**Alıştırma görevi 1**
Kayıtlarda "menu-file[interactable]: File bbox=[1, 37, 37, 51]" bulunan satırdan başlayıp "analysis-setup-icon[interactable]: ▤ bbox=[591, 58, 613, 80]" bulunan satırdan sonra durunuz. Bu satırları, "grid-icon" ifadesini "grid-view-icon" ile değiştirip geri kalan her şeyi aynen koruyarak düzenleyiniz ve yalnızca bu satırları veriniz.

Kıbrıs Milli Davası, yarım asra yaklaşan tarihiyle Türkiye’nin en önemli ulusal meseleleri arasında yer almaktadır. Hafızalarımızdaki tozları biraz süpürmek ve Kıbrıs Barış Harekâtına kadar olan süreci satır başlarıyla anımsatmak istiyorum. Çünkü bugünü doğru yorumlamak için dünü bilmek gerektiği inancındayım.
Kıbrıs, 1571 senesinde Türkler tarafından fethedildi. Ada, 1877-1878 Osmanlı-Rus Savaşında (93 Harbi) İngiltere’ye geçici olarak kiralandı. İngiltere, 1914’te başlayan Birinci Dünya Savaşından sonra adayı ilhak etti. Doğu Ak Denizdeki hâkimiyetin teminatı olan Kıbrıs Adası, resmen ve fiilen Britanya toprağı oldu. 1930’larla birlikte Rumlar, adayı Yunanistan’a bağlamak için silahlı mücadeleye girişti. Yeoryos Grivas’ın 1955’te kurduğu EOKA, Türk toplumunu hedef aldı. Amaç, Türk kimliğini tamamen yok etmekti.
1958 yılında ise Rauf Denktaş, Türkiye’nin desteğiyle Türk Mukavemet Teşkilatını kurdu. Binlerce mücahit bu direniş örgütü çatısında mücadele etti. Rumların ENOSİS taleplerine karşılık Türk kamuoyunda ‘Ya Taksim, Ya Ölüm’ sesleri yükseliyordu.
İngilizler, adada var olan sıcak çatışmaları Birleşmiş Milletler gündemine taşıdı. Taraflar arasında yapılan görüşmeler sonucu 1960’ta Zürih ve Londra Anlaşmaları çerçevesinde Bağımsız Kıbrıs Cumhuriyetini kuruldu. Rum lider III. Makarios Cumhurbaşkanı olurken, Kıbrıs Türk toplumunun önderi Dr. Fazıl Küçük Cumhurbaşkanı yardımcısı seçildi. Türkiye, Yunanistan ve Birleşik Krallık garantör devlet statüsü kazandı. İngilizler, ada üzerinde iki tane üs elde etti. Üzerine güneş batmayan sömürge imparatorluğu kuranlar, bu sayede Doğu Akdeniz’deki batmayan uçak gemisine ömür boyu yerleşmiş oldu.
1960’larla birlikte Kıbrıs Türk’ü büyük acılara, baskılara maruz kaldı. Makarios, Türk toplumunun anayasal haklarını tanımadı ve ENOSİS sevdasından vazgeçmedi. EOKA, 1963-64 yıllarında akıl almaz katliamlar gerçekleştirdi. Tarihe kanlı Noel olarak geçen 1964 dehşeti kan donduran türdendi. Türkiye soydaşlarını kurtarmak için 1964’te askeri müdahale kararı almışsa da Ankara’ya gönderilen Johnson Mektubu, Türk-Amerikan ilişkilerinde gerilim yarattı.

**Sağlanan kayıtlar**
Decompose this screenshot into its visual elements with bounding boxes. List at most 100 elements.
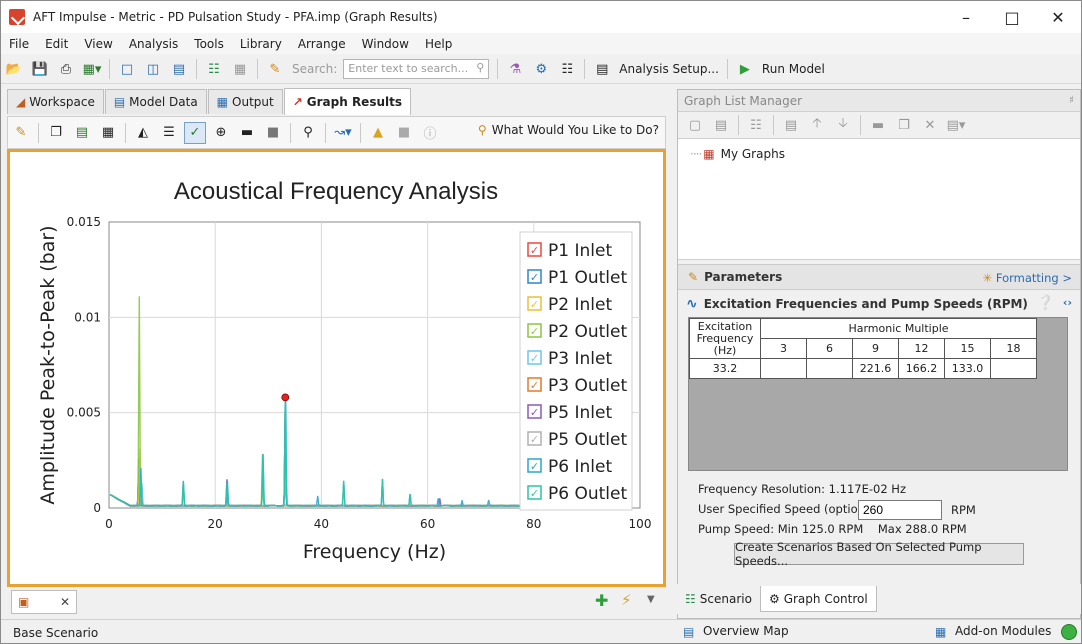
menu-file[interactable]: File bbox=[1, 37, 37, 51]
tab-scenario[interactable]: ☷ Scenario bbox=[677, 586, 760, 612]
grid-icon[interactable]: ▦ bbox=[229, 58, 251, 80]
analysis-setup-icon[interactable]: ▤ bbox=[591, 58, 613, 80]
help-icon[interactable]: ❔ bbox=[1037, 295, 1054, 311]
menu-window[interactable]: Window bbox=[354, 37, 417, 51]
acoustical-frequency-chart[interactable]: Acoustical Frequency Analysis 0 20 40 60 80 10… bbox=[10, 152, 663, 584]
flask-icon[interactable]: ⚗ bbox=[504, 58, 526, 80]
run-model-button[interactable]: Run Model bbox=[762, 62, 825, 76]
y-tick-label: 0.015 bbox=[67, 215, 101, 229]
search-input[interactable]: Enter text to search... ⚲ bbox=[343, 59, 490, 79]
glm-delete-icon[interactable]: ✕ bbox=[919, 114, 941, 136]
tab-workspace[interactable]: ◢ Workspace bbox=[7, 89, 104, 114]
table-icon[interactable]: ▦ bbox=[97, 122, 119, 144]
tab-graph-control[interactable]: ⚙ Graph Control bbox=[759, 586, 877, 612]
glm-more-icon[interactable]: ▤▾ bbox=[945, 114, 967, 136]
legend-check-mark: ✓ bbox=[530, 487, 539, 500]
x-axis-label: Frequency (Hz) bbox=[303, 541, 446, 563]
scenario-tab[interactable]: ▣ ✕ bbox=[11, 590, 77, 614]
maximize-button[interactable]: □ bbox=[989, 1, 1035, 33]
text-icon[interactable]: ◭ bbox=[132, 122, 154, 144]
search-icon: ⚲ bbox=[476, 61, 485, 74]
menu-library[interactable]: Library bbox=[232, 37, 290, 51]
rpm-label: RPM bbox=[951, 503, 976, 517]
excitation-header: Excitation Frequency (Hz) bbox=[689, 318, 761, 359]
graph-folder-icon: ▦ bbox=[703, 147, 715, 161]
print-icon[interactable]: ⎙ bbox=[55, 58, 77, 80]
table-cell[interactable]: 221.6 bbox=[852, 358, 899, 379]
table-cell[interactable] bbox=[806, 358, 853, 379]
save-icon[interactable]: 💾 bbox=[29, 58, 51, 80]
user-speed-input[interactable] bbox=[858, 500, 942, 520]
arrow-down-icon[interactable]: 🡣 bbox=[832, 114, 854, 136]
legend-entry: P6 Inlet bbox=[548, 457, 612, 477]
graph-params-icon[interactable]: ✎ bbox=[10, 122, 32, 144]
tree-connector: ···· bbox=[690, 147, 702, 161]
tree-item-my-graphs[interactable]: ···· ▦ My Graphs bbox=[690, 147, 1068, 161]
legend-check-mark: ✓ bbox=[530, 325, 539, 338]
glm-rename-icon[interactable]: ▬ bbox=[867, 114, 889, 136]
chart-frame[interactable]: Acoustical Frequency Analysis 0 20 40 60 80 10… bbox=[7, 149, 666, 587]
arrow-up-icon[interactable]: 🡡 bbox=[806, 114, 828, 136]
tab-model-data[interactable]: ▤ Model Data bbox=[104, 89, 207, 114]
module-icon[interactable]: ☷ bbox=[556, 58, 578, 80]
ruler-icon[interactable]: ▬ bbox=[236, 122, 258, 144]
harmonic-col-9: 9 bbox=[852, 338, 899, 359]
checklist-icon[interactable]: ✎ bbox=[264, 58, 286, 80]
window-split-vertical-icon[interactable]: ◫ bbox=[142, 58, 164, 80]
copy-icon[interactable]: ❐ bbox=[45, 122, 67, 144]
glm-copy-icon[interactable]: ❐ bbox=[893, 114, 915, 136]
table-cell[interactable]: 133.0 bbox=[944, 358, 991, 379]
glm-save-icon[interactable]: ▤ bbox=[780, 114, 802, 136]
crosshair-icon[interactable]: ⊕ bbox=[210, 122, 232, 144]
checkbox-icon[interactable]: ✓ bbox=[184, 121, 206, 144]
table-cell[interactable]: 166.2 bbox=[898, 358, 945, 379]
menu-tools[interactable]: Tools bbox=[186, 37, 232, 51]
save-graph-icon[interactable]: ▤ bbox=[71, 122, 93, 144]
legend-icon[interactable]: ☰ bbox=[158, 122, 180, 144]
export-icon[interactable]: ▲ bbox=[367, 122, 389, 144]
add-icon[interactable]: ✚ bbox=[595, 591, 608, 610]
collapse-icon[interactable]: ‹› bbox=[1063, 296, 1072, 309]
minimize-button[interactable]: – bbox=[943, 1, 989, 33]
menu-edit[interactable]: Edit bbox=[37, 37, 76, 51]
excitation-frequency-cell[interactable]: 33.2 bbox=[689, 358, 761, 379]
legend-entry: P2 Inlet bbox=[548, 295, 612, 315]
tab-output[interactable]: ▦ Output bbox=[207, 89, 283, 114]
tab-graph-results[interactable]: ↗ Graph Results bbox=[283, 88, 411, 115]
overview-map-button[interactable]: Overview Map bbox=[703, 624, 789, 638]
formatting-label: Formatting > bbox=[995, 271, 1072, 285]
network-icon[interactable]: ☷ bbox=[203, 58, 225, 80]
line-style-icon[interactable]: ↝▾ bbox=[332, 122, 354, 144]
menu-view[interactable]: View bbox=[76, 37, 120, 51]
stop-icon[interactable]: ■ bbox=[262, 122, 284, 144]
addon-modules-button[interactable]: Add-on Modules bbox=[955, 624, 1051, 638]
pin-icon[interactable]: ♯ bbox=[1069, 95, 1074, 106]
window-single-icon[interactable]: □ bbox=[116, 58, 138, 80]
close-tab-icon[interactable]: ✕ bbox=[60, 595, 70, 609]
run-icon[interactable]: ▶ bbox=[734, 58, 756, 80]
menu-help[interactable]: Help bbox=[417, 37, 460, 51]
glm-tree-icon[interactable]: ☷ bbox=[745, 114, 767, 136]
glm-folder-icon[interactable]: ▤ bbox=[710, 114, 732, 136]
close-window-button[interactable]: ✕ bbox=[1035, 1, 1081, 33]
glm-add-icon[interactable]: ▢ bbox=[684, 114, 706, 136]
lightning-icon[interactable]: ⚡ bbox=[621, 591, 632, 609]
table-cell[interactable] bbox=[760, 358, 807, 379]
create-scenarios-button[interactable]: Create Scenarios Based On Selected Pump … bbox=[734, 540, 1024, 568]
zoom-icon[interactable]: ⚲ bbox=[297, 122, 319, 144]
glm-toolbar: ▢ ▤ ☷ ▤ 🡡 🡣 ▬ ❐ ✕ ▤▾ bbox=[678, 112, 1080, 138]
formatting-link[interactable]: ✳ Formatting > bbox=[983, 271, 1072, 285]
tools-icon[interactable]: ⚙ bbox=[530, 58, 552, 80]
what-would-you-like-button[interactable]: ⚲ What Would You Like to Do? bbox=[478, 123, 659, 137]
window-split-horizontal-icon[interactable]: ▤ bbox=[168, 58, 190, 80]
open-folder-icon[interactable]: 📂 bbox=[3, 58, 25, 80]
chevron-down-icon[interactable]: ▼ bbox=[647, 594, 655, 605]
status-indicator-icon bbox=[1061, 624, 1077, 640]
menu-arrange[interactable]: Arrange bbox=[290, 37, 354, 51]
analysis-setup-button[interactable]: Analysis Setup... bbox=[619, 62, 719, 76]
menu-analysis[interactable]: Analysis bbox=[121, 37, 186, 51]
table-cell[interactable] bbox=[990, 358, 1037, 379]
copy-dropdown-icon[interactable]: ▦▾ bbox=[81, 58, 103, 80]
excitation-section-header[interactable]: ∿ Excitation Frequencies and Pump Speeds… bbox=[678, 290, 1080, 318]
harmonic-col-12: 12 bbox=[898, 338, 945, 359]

**Alıştırma görevi 2**
Kıbrıs meselesini anlatan metinde "Kıbrıs, 1571 senesinde" sözcüklerinin bulunduğu yerden başlayıp "tamamen yok etmekti." sözcüklerinden sonra durarak aradaki kısmı harfi harfine yazınız.

**Görev çıktısı 1**
menu-file[interactable]: File bbox=[1, 37, 37, 51]
tab-scenario[interactable]: ☷ Scenario bbox=[677, 586, 760, 612]
grid-view-icon[interactable]: ▦ bbox=[229, 58, 251, 80]
analysis-setup-icon[interactable]: ▤ bbox=[591, 58, 613, 80]

**Görev çıktısı 2**
Kıbrıs, 1571 senesinde Türkler tarafından fethedildi. Ada, 1877-1878 Osmanlı-Rus Savaşında (93 Harbi) İngiltere’ye geçici olarak kiralandı. İngiltere, 1914’te başlayan Birinci Dünya Savaşından sonra adayı ilhak etti. Doğu Ak Denizdeki hâkimiyetin teminatı olan Kıbrıs Adası, resmen ve fiilen Britanya toprağı oldu. 1930’larla birlikte Rumlar, adayı Yunanistan’a bağlamak için silahlı mücadeleye girişti. Yeoryos Grivas’ın 1955’te kurduğu EOKA, Türk toplumunu hedef aldı. Amaç, Türk kimliğini tamamen yok etmekti.